[EXERCISE]:
Count the lines below that contain the word "存在的不足". Give only the number.

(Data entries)
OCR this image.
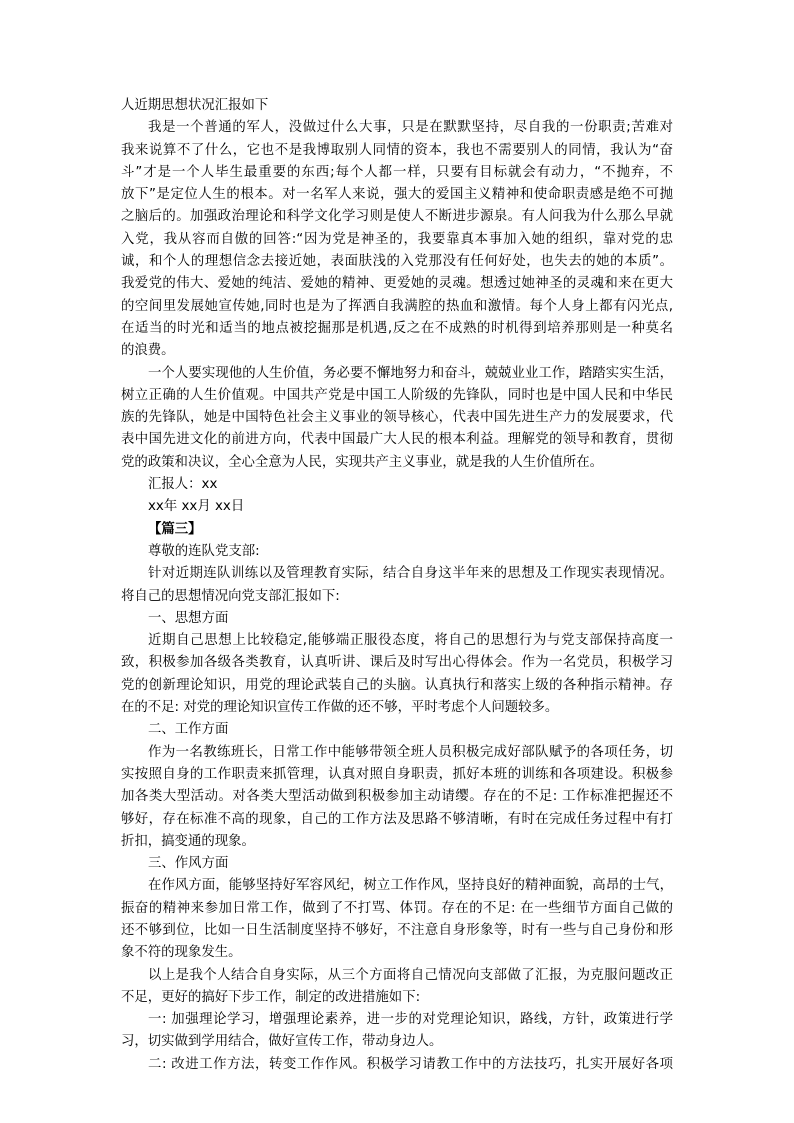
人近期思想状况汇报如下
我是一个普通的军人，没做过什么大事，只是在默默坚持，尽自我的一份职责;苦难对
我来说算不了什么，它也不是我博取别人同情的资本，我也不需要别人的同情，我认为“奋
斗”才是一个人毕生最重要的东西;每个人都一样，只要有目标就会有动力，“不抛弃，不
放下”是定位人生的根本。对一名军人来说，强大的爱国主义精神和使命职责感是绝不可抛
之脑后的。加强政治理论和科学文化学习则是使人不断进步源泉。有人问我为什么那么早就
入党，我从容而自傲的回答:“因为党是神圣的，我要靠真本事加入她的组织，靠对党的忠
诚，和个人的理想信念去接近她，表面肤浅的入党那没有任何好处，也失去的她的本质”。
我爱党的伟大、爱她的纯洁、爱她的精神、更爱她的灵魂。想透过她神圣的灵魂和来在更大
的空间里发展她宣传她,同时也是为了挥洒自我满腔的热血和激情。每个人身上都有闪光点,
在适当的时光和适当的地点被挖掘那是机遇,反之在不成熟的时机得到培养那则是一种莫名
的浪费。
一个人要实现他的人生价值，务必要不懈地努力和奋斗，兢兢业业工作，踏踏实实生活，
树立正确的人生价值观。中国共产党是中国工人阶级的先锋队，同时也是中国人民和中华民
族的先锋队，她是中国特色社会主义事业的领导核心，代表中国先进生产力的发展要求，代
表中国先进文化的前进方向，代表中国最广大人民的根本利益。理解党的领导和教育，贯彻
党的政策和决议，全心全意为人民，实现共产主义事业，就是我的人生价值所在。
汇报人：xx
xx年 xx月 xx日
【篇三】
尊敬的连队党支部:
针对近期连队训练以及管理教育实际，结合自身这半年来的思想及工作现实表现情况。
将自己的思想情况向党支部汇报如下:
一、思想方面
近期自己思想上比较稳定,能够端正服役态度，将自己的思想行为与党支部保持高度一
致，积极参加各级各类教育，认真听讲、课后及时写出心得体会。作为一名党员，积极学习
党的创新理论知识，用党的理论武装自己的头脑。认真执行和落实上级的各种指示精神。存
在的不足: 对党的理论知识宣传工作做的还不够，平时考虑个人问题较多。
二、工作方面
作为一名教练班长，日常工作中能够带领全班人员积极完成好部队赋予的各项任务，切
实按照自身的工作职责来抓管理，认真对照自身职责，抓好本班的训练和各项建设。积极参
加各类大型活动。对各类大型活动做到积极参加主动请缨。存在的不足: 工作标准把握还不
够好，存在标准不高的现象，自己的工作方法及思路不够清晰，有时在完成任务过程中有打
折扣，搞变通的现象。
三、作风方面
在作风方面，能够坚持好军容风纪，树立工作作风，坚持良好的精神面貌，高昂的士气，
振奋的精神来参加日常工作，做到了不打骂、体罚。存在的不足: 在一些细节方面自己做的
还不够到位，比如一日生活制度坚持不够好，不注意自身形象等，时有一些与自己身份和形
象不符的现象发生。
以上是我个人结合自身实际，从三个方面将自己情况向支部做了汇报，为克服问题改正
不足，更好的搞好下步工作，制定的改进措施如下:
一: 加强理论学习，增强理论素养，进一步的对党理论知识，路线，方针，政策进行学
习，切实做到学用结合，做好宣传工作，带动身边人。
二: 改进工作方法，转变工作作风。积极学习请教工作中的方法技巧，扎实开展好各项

[TASK SOLUTION]:
2